## BEGIN Information provided

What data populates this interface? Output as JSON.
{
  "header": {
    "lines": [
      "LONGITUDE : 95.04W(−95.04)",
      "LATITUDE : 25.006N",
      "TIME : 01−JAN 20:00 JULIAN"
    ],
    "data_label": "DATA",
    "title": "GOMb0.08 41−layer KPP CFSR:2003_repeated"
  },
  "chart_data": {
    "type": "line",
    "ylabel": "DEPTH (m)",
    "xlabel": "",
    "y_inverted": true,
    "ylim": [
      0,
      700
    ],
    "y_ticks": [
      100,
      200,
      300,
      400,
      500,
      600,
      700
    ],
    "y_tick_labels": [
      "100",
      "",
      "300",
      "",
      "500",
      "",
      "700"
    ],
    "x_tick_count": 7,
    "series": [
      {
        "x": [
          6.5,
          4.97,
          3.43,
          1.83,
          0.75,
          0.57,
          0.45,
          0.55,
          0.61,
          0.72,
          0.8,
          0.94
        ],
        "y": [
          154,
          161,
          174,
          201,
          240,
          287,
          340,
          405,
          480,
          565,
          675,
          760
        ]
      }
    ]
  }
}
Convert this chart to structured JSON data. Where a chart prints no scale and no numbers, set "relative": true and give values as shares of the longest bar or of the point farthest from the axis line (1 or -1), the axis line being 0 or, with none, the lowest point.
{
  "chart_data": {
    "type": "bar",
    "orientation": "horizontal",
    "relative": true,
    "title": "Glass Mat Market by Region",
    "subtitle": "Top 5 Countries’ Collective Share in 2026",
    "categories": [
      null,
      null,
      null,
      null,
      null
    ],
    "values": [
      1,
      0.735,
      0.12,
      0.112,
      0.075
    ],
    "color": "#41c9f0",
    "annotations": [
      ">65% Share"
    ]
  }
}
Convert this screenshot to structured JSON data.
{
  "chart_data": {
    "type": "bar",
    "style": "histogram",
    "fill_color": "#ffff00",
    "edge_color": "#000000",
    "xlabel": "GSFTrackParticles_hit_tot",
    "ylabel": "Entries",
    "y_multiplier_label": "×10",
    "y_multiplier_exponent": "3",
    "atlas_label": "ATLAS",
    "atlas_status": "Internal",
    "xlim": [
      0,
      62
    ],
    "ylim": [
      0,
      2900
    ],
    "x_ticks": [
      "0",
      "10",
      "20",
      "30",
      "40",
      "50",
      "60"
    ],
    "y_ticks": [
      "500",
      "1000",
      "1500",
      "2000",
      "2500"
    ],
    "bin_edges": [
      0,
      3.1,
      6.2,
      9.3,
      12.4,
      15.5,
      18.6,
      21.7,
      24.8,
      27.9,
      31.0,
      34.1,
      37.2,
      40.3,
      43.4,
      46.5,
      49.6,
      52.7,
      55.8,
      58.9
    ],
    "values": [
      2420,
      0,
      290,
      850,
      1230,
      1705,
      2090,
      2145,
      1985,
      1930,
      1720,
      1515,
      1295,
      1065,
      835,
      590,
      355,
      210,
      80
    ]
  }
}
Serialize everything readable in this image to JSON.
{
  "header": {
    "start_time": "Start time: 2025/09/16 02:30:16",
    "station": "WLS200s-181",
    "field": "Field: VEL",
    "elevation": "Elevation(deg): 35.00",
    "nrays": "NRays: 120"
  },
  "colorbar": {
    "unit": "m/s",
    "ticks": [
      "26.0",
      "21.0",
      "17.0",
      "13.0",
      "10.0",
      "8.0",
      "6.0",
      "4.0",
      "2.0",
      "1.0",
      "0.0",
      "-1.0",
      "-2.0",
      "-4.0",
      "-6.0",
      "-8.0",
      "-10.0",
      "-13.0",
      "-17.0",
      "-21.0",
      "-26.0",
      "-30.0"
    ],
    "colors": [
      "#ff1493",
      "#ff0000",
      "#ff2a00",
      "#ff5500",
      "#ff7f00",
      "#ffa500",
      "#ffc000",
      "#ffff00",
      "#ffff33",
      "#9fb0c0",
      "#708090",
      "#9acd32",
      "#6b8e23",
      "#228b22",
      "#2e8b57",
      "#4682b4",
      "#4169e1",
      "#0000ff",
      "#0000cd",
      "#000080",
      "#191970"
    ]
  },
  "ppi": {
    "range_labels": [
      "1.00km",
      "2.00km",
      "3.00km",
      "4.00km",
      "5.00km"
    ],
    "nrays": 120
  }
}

## END Information provided

## Written instruction
Determine how many lines include the word "structured" and report that number by itself.

## Worked answer
2